DATA PROVIDED:

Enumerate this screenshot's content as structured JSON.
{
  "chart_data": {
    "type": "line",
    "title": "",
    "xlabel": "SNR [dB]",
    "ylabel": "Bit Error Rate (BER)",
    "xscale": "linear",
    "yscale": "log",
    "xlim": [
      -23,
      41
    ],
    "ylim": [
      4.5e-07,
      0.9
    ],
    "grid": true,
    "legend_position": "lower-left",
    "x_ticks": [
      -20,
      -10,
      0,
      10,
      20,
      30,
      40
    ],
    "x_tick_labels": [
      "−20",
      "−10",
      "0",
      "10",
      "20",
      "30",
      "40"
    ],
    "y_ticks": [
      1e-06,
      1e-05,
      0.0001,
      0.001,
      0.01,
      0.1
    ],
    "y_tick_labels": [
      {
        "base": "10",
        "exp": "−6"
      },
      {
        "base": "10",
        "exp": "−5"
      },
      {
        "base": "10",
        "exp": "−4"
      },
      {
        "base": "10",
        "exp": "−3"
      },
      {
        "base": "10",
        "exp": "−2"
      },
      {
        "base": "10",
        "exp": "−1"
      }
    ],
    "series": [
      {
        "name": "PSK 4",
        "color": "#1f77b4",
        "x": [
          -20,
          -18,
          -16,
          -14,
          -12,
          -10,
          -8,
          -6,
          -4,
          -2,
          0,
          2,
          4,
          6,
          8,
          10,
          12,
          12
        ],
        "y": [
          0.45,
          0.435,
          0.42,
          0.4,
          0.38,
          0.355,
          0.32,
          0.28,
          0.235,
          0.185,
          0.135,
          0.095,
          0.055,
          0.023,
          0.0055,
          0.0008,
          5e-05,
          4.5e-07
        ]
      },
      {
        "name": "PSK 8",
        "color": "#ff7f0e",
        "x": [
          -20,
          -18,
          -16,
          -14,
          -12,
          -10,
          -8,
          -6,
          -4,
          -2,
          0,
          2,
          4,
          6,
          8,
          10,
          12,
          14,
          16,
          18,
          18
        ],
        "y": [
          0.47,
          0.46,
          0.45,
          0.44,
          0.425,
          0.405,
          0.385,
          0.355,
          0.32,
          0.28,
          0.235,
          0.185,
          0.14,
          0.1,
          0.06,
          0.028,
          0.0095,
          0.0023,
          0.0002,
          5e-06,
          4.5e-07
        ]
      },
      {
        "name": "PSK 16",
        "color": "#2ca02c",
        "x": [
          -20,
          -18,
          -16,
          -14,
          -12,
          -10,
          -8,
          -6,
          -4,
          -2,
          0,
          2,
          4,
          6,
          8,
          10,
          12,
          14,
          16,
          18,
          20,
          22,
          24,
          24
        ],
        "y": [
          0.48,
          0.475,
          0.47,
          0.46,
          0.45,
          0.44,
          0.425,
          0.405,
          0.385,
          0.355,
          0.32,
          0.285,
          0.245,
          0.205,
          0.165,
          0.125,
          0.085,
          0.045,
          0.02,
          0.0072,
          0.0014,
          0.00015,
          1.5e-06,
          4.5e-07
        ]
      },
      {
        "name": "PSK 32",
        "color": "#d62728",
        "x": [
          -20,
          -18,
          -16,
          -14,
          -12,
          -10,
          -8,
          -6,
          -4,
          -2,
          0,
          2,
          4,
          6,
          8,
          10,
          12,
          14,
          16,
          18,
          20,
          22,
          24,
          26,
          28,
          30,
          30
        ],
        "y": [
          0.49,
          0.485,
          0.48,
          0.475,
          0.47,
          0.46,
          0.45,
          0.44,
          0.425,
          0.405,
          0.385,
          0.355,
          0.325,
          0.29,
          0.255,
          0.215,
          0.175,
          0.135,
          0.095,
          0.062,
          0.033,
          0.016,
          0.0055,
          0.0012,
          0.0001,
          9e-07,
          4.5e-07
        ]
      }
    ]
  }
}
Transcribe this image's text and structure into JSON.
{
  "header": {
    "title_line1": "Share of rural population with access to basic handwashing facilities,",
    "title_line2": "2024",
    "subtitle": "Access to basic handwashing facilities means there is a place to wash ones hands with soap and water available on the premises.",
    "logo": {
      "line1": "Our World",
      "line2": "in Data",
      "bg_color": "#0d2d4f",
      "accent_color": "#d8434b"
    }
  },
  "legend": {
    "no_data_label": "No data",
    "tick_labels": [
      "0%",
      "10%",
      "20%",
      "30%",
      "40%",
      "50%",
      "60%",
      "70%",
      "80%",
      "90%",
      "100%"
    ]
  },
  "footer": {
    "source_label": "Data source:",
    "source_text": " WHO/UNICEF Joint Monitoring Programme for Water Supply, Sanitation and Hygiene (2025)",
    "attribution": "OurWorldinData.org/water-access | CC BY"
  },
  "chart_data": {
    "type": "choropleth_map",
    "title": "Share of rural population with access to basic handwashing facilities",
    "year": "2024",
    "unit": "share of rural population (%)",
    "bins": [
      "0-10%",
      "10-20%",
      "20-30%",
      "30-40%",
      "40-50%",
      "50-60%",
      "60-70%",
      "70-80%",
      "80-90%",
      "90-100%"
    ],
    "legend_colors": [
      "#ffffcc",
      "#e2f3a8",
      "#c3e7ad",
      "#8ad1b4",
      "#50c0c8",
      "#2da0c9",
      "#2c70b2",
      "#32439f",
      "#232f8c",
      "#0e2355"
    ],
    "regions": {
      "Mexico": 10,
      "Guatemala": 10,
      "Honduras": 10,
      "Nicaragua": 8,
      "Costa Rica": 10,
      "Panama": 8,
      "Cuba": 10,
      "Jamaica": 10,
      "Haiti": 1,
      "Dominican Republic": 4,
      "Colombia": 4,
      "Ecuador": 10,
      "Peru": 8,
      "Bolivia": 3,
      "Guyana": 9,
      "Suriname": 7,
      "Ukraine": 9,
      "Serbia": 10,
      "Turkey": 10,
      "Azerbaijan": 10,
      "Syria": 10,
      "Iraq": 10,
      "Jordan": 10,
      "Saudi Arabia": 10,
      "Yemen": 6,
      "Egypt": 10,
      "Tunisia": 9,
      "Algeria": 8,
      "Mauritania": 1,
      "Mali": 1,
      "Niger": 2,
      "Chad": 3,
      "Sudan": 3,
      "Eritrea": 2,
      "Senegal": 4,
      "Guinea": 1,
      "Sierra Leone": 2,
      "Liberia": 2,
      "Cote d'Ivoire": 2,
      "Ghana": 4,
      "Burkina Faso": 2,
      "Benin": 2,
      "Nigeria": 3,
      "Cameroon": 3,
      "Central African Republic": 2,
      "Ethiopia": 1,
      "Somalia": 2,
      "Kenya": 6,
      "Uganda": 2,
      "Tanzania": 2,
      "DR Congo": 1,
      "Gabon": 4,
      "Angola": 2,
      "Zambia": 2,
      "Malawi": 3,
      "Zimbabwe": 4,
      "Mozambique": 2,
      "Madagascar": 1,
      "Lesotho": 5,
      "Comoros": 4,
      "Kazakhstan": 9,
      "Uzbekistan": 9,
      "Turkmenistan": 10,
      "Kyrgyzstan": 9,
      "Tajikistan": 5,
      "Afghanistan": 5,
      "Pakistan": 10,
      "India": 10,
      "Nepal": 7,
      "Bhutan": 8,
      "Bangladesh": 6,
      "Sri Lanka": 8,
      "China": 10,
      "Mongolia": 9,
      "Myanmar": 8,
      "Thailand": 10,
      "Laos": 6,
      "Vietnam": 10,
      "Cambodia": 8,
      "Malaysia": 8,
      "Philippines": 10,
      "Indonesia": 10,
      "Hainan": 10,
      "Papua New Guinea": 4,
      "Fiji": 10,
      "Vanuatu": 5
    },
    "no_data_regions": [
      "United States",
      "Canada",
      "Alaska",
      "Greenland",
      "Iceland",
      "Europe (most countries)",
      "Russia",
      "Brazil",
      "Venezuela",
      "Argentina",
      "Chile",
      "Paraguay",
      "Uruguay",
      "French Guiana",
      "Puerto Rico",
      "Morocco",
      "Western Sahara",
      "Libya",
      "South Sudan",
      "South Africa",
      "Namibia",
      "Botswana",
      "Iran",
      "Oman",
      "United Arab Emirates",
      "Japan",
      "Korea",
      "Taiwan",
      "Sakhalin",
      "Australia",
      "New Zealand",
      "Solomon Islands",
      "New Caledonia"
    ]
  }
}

WORK REQUIRED: Find the word "Republic" and list each line it appears in.

FINAL RESULT:
      "Dominican Republic": 4,
      "Central African Republic": 2,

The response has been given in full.